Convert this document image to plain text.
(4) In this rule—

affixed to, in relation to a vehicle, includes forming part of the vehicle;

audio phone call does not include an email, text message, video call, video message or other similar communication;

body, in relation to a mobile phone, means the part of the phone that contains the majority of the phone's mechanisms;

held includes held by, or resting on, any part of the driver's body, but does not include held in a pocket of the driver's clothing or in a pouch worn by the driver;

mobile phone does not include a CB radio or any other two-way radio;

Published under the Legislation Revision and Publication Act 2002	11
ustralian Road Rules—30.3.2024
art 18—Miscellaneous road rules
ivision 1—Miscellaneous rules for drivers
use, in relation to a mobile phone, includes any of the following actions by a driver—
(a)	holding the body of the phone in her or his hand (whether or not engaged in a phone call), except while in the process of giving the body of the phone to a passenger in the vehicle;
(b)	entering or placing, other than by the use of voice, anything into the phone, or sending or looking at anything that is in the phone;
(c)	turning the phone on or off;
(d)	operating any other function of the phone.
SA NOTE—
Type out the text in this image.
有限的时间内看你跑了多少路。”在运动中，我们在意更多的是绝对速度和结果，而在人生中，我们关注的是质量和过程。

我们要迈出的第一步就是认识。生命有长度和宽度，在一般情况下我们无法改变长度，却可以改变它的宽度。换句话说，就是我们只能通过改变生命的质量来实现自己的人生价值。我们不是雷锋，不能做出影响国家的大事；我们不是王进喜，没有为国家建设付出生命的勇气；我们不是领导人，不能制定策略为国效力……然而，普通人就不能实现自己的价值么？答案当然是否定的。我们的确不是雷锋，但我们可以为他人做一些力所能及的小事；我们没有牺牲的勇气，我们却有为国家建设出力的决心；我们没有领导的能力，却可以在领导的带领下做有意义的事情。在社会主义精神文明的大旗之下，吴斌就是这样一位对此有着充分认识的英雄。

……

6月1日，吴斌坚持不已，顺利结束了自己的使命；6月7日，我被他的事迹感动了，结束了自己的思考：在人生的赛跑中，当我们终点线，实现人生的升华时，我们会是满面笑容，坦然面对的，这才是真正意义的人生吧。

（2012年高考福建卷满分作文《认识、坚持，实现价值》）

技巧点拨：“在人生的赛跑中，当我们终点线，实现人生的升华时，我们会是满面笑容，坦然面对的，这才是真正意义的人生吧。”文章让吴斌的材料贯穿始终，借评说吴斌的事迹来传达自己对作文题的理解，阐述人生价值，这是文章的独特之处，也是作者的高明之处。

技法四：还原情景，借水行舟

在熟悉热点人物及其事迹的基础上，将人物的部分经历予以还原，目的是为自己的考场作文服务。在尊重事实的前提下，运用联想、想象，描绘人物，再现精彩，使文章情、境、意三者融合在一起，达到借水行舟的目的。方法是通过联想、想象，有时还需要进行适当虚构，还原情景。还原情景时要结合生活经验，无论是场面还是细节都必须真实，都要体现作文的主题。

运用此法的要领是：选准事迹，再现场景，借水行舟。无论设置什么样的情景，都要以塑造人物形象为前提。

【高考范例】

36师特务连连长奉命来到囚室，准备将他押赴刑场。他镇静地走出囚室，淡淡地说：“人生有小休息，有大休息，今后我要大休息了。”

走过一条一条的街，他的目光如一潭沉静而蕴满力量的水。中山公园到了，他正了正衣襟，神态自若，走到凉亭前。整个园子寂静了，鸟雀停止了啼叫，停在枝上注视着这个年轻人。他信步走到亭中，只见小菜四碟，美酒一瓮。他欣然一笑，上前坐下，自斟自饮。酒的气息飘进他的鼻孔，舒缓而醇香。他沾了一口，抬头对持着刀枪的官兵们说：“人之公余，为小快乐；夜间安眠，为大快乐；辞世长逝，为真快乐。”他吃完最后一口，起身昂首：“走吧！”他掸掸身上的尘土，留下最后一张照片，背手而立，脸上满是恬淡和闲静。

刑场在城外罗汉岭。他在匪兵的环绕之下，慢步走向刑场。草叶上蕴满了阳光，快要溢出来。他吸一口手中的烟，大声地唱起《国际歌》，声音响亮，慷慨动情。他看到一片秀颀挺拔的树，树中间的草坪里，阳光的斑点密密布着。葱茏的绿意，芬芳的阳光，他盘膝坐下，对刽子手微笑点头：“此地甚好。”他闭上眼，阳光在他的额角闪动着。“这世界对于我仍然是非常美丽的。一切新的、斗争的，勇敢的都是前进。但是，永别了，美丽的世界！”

* * *

Generate an exact reproduction of all entries.

Result of the exercise —
Convert this document image to plain text.
(4) In this rule—

affixed to, in relation to a vehicle, includes forming part of the vehicle;

audio phone call does not include an email, text message, video call, video message or other similar communication;

body, in relation to a mobile phone, means the part of the phone that contains the majority of the phone's mechanisms;

held includes held by, or resting on, any part of the driver's body, but does not include held in a pocket of the driver's clothing or in a pouch worn by the driver;

mobile phone does not include a CB radio or any other two-way radio;

Published under the Legislation Revision and Publication Act 2002	11
ustralian Road Rules—30.3.2024
art 18—Miscellaneous road rules
ivision 1—Miscellaneous rules for drivers
use, in relation to a mobile phone, includes any of the following actions by a driver—
(a)	holding the body of the phone in her or his hand (whether or not engaged in a phone call), except while in the process of giving the body of the phone to a passenger in the vehicle;
(b)	entering or placing, other than by the use of voice, anything into the phone, or sending or looking at anything that is in the phone;
(c)	turning the phone on or off;
(d)	operating any other function of the phone.
SA NOTE—
Type out the text in this image.
有限的时间内看你跑了多少路。”在运动中，我们在意更多的是绝对速度和结果，而在人生中，我们关注的是质量和过程。

我们要迈出的第一步就是认识。生命有长度和宽度，在一般情况下我们无法改变长度，却可以改变它的宽度。换句话说，就是我们只能通过改变生命的质量来实现自己的人生价值。我们不是雷锋，不能做出影响国家的大事；我们不是王进喜，没有为国家建设付出生命的勇气；我们不是领导人，不能制定策略为国效力……然而，普通人就不能实现自己的价值么？答案当然是否定的。我们的确不是雷锋，但我们可以为他人做一些力所能及的小事；我们没有牺牲的勇气，我们却有为国家建设出力的决心；我们没有领导的能力，却可以在领导的带领下做有意义的事情。在社会主义精神文明的大旗之下，吴斌就是这样一位对此有着充分认识的英雄。

……

6月1日，吴斌坚持不已，顺利结束了自己的使命；6月7日，我被他的事迹感动了，结束了自己的思考：在人生的赛跑中，当我们终点线，实现人生的升华时，我们会是满面笑容，坦然面对的，这才是真正意义的人生吧。

（2012年高考福建卷满分作文《认识、坚持，实现价值》）

技巧点拨：“在人生的赛跑中，当我们终点线，实现人生的升华时，我们会是满面笑容，坦然面对的，这才是真正意义的人生吧。”文章让吴斌的材料贯穿始终，借评说吴斌的事迹来传达自己对作文题的理解，阐述人生价值，这是文章的独特之处，也是作者的高明之处。

技法四：还原情景，借水行舟

在熟悉热点人物及其事迹的基础上，将人物的部分经历予以还原，目的是为自己的考场作文服务。在尊重事实的前提下，运用联想、想象，描绘人物，再现精彩，使文章情、境、意三者融合在一起，达到借水行舟的目的。方法是通过联想、想象，有时还需要进行适当虚构，还原情景。还原情景时要结合生活经验，无论是场面还是细节都必须真实，都要体现作文的主题。

运用此法的要领是：选准事迹，再现场景，借水行舟。无论设置什么样的情景，都要以塑造人物形象为前提。

【高考范例】

36师特务连连长奉命来到囚室，准备将他押赴刑场。他镇静地走出囚室，淡淡地说：“人生有小休息，有大休息，今后我要大休息了。”

走过一条一条的街，他的目光如一潭沉静而蕴满力量的水。中山公园到了，他正了正衣襟，神态自若，走到凉亭前。整个园子寂静了，鸟雀停止了啼叫，停在枝上注视着这个年轻人。他信步走到亭中，只见小菜四碟，美酒一瓮。他欣然一笑，上前坐下，自斟自饮。酒的气息飘进他的鼻孔，舒缓而醇香。他沾了一口，抬头对持着刀枪的官兵们说：“人之公余，为小快乐；夜间安眠，为大快乐；辞世长逝，为真快乐。”他吃完最后一口，起身昂首：“走吧！”他掸掸身上的尘土，留下最后一张照片，背手而立，脸上满是恬淡和闲静。

刑场在城外罗汉岭。他在匪兵的环绕之下，慢步走向刑场。草叶上蕴满了阳光，快要溢出来。他吸一口手中的烟，大声地唱起《国际歌》，声音响亮，慷慨动情。他看到一片秀颀挺拔的树，树中间的草坪里，阳光的斑点密密布着。葱茏的绿意，芬芳的阳光，他盘膝坐下，对刽子手微笑点头：“此地甚好。”他闭上眼，阳光在他的额角闪动着。“这世界对于我仍然是非常美丽的。一切新的、斗争的，勇敢的都是前进。但是，永别了，美丽的世界！”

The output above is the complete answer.